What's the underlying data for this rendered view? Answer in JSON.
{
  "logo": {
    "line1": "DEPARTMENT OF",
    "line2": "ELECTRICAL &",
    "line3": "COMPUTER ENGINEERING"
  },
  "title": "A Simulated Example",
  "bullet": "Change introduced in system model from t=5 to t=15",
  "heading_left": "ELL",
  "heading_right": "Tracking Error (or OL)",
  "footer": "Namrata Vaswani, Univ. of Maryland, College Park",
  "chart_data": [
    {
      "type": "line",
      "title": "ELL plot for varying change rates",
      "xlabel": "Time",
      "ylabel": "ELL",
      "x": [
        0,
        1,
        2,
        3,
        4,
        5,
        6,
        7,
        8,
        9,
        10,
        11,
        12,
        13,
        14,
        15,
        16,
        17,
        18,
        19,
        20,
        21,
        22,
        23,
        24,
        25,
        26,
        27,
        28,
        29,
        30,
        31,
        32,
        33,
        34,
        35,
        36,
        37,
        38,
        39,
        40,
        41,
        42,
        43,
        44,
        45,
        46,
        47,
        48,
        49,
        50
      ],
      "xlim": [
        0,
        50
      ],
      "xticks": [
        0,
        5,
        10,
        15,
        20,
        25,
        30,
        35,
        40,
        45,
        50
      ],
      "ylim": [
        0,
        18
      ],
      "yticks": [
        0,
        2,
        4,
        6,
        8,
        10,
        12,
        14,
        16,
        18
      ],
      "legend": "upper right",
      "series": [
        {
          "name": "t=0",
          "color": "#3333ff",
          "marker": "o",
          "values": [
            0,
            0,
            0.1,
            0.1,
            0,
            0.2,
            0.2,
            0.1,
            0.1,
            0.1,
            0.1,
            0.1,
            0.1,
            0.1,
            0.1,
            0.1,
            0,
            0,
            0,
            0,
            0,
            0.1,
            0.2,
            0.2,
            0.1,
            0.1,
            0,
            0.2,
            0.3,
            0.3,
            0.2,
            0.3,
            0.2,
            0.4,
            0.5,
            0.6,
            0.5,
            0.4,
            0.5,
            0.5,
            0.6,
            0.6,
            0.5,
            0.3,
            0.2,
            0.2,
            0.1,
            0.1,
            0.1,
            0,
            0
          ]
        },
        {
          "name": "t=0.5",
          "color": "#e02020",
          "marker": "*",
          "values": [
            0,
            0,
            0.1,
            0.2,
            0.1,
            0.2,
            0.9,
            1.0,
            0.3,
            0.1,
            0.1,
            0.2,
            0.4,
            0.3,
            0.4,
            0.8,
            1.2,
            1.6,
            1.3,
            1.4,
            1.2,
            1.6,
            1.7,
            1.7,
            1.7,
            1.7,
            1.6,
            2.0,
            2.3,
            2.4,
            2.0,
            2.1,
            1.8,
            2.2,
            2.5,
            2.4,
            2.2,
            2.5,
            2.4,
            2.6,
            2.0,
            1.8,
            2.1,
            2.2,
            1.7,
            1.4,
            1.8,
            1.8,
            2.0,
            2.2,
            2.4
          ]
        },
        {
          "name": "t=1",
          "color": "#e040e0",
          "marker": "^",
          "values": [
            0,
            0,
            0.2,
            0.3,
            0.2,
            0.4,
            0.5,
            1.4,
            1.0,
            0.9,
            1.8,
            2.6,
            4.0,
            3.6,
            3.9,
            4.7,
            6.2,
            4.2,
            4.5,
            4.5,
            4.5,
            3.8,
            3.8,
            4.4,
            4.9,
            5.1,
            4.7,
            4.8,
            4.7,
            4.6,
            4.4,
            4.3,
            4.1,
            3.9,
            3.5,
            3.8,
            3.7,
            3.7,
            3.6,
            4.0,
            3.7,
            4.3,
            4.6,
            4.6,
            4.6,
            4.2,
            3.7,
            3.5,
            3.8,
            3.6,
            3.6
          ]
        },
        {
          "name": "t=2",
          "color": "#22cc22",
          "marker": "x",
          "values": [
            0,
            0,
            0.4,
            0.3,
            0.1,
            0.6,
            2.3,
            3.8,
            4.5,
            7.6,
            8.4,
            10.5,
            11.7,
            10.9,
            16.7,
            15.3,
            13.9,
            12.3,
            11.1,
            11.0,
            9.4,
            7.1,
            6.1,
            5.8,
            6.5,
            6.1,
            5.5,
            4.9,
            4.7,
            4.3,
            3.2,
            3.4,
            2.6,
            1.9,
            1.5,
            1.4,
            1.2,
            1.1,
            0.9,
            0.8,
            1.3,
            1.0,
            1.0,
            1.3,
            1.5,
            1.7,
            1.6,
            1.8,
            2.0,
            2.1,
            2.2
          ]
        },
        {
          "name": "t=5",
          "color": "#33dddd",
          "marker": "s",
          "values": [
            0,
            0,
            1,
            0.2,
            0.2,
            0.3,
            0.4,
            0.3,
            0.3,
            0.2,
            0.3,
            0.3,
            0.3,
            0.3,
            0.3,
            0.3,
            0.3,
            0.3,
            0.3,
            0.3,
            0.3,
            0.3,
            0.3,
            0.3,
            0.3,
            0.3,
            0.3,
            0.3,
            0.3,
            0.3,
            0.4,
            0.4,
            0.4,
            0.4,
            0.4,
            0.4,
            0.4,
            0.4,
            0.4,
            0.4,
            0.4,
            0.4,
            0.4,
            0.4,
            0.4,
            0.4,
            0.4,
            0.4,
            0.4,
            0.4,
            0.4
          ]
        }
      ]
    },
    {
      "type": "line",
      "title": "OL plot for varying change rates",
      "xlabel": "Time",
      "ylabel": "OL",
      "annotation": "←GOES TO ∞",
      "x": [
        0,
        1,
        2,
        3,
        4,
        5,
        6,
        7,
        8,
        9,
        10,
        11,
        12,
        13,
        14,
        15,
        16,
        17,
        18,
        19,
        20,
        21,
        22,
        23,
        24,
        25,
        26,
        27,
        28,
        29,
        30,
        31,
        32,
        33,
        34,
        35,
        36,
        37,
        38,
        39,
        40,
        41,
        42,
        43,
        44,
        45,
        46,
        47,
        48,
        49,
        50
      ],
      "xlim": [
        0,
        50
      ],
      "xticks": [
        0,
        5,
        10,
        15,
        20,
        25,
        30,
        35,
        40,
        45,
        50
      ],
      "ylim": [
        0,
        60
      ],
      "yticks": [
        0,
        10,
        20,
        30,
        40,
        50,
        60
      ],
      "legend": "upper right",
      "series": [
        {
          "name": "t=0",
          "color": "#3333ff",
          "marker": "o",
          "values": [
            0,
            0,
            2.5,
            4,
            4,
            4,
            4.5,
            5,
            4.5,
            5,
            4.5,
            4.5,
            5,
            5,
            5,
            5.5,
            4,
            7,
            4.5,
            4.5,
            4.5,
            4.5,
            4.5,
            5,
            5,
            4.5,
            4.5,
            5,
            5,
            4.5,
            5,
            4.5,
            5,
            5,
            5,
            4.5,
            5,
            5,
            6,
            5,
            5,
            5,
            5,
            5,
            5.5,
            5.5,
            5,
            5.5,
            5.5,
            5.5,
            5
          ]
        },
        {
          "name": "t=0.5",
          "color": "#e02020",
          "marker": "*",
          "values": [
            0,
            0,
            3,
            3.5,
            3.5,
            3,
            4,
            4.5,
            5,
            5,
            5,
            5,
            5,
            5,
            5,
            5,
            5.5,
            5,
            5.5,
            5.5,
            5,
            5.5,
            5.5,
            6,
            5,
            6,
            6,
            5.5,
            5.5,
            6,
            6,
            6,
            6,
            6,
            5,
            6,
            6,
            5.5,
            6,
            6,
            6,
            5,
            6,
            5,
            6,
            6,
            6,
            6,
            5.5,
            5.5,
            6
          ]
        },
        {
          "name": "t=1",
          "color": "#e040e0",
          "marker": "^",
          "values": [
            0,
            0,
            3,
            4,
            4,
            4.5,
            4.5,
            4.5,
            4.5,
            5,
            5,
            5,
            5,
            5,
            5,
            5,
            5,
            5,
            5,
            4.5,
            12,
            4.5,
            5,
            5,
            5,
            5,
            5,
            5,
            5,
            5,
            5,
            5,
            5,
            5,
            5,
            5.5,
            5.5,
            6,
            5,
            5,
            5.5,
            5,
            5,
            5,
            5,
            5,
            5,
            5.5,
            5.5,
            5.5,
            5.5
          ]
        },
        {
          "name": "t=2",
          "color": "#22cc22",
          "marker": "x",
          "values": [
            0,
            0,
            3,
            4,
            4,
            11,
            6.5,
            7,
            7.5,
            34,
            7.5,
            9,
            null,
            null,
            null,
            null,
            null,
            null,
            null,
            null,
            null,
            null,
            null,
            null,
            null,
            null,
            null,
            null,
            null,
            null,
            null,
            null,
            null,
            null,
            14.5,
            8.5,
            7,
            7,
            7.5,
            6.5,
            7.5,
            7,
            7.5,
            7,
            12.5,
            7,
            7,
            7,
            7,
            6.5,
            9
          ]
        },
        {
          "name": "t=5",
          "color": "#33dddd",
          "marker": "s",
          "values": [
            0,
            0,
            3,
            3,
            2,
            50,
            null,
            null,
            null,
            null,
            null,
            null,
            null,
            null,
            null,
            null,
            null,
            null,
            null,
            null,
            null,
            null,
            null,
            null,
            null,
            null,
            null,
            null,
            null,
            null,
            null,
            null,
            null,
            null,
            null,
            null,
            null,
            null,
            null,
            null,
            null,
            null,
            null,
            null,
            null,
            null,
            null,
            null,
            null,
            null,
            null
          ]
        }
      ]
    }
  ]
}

__PROBLEM REQUIREMENTS__:
Go over the data above and copy every line that has the word "title" in it.

__FINISHED EXERCISE__:
  "title": "A Simulated Example",
      "title": "ELL plot for varying change rates",
      "title": "OL plot for varying change rates",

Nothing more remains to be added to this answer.